WHAT IS EXPECTED:
Where does the string "build" appear in the records? Copy every line that contains it.

SUPPLIED INFORMATION:
········

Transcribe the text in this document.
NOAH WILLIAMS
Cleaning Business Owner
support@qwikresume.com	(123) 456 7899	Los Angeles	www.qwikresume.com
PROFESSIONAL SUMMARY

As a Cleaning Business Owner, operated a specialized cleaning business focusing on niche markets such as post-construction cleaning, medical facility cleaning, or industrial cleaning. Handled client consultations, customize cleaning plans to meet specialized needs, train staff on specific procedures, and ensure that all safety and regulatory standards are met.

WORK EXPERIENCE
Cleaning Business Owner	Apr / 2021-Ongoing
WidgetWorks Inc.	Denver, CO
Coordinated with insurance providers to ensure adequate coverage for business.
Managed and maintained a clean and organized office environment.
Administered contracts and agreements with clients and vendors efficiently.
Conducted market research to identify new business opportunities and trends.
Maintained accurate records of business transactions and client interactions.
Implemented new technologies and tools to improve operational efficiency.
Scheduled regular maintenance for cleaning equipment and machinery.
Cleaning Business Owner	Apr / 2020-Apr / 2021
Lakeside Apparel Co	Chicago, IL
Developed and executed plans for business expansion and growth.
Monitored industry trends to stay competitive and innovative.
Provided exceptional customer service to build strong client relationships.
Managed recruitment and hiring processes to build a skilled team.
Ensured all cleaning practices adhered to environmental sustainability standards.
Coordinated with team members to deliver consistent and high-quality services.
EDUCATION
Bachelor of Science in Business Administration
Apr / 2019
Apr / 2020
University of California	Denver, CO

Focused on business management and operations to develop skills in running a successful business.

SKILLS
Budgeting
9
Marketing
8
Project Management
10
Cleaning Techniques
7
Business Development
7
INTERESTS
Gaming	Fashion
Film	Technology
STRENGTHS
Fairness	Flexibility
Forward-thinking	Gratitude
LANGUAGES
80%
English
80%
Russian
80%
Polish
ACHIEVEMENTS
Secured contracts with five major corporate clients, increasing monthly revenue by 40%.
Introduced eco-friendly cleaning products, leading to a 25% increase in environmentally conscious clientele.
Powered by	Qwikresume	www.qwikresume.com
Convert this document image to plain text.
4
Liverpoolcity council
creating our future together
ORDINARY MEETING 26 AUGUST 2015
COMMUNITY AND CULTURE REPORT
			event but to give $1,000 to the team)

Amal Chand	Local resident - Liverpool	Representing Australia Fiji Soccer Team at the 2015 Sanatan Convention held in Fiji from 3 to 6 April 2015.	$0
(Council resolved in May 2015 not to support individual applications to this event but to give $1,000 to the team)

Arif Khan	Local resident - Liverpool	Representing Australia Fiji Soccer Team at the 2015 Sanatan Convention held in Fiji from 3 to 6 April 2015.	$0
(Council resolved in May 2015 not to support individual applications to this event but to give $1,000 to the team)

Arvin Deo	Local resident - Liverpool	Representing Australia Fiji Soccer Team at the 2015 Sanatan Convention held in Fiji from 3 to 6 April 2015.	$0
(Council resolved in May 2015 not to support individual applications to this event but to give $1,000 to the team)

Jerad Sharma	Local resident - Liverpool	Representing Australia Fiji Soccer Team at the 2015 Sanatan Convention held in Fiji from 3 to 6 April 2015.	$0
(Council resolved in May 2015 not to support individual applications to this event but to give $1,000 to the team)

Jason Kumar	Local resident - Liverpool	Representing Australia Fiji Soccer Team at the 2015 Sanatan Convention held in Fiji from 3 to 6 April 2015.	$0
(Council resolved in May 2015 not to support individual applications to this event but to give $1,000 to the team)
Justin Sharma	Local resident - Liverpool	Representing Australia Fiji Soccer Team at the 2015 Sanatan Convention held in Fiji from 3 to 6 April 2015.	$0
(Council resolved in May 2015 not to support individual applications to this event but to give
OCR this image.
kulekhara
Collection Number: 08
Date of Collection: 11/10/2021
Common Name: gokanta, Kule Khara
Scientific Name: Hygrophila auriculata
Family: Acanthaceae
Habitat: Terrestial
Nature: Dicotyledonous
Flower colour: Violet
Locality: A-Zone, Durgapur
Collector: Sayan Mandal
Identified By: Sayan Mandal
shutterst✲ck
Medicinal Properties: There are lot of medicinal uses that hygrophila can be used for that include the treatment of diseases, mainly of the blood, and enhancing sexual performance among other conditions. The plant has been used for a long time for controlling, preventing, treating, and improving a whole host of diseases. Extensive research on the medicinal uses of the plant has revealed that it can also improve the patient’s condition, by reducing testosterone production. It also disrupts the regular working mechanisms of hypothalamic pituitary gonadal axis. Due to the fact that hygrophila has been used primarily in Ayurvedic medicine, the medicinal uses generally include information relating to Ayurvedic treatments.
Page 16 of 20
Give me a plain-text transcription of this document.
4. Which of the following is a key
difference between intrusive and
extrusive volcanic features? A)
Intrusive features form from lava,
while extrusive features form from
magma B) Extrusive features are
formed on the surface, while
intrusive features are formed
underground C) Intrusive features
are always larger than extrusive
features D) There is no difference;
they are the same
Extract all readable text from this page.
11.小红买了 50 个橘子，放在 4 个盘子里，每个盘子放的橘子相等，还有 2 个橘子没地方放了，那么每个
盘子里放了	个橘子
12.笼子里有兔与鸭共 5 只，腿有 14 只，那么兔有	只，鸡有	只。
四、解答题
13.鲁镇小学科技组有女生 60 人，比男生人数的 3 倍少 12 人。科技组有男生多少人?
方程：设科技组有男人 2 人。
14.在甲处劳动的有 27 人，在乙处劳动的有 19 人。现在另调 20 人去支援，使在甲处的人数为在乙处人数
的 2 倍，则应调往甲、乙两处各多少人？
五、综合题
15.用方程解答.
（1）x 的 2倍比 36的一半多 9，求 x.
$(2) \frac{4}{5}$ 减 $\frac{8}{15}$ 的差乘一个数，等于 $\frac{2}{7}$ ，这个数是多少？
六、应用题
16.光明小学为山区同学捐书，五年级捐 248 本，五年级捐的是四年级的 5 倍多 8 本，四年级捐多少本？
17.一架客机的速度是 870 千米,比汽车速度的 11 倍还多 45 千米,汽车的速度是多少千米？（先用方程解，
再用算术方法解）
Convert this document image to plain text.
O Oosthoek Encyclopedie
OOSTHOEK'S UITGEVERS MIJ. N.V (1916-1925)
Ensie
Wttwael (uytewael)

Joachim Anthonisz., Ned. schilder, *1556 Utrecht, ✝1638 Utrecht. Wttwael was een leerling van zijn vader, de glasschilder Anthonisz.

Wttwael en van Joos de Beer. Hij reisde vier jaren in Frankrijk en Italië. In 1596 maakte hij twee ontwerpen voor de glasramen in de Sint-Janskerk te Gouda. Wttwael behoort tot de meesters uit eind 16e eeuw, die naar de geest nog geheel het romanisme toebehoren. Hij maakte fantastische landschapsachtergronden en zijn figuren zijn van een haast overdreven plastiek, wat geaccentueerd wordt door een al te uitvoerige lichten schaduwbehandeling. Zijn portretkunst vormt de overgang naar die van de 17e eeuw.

········

EXPECTED OUTPUT:
Provided exceptional customer service to build strong client relationships.
Managed recruitment and hiring processes to build a skilled team.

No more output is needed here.